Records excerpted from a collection
• • • •
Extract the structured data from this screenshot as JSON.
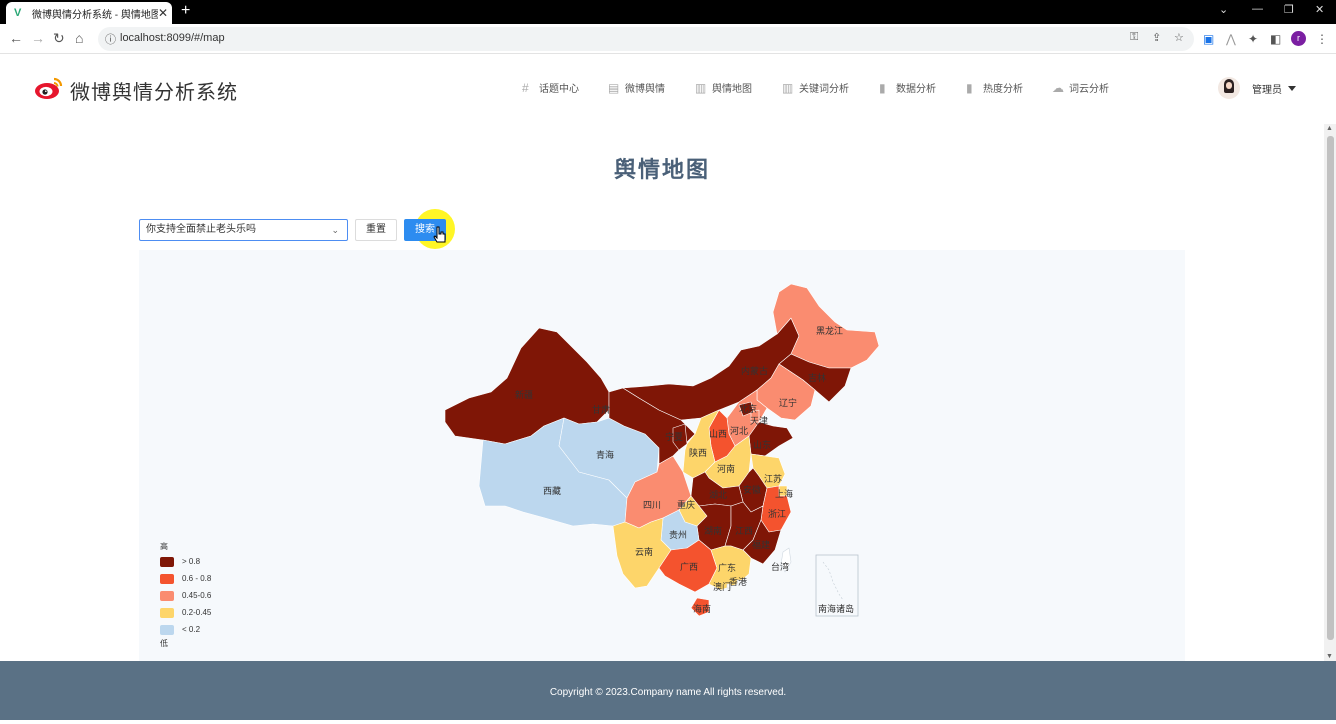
{
  "browser": {
    "tab_title": "微博舆情分析系统 - 舆情地图",
    "url": "localhost:8099/#/map",
    "profile_initial": "r"
  },
  "header": {
    "brand": "微博舆情分析系统",
    "menu": [
      {
        "icon": "hash-icon",
        "label": "话题中心"
      },
      {
        "icon": "document-icon",
        "label": "微博舆情"
      },
      {
        "icon": "building-icon",
        "label": "舆情地图"
      },
      {
        "icon": "building-icon",
        "label": "关键词分析"
      },
      {
        "icon": "bar-chart-icon",
        "label": "数据分析"
      },
      {
        "icon": "bar-chart-icon",
        "label": "热度分析"
      },
      {
        "icon": "cloud-icon",
        "label": "词云分析"
      }
    ],
    "user": "管理员"
  },
  "main": {
    "title": "舆情地图",
    "topic_select_value": "你支持全面禁止老头乐吗",
    "reset_label": "重置",
    "search_label": "搜索"
  },
  "map": {
    "legend_high": "高",
    "legend_low": "低",
    "legend": [
      {
        "label": "> 0.8",
        "color": "#7f1606"
      },
      {
        "label": "0.6 - 0.8",
        "color": "#f4532e"
      },
      {
        "label": "0.45-0.6",
        "color": "#fa8c70"
      },
      {
        "label": "0.2-0.45",
        "color": "#fdd56a"
      },
      {
        "label": "< 0.2",
        "color": "#bcd7ee"
      }
    ],
    "provinces": {
      "xinjiang": "新疆",
      "xizang": "西藏",
      "qinghai": "青海",
      "gansu": "甘肃",
      "neimenggu": "内蒙古",
      "heilongjiang": "黑龙江",
      "jilin": "吉林",
      "liaoning": "辽宁",
      "beijing": "北京",
      "tianjin": "天津",
      "hebei": "河北",
      "shanxi": "山西",
      "shandong": "山东",
      "henan": "河南",
      "shaanxi": "陕西",
      "ningxia": "宁夏",
      "sichuan": "四川",
      "chongqing": "重庆",
      "hubei": "湖北",
      "anhui": "安徽",
      "jiangsu": "江苏",
      "shanghai": "上海",
      "zhejiang": "浙江",
      "hunan": "湖南",
      "jiangxi": "江西",
      "fujian": "福建",
      "guizhou": "贵州",
      "yunnan": "云南",
      "guangxi": "广西",
      "guangdong": "广东",
      "hainan": "海南",
      "taiwan": "台湾",
      "hongkong": "香港",
      "macau": "澳门",
      "south_china_sea": "南海诸岛"
    }
  },
  "footer": {
    "copyright": "Copyright © 2023.Company name All rights reserved."
  }
}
• • • •
What needs to be done
Pick out the lines above containing the word "icon", then copy them.

Exercise result
        "icon": "hash-icon",
        "icon": "document-icon",
        "icon": "building-icon",
        "icon": "building-icon",
        "icon": "bar-chart-icon",
        "icon": "bar-chart-icon",
        "icon": "cloud-icon",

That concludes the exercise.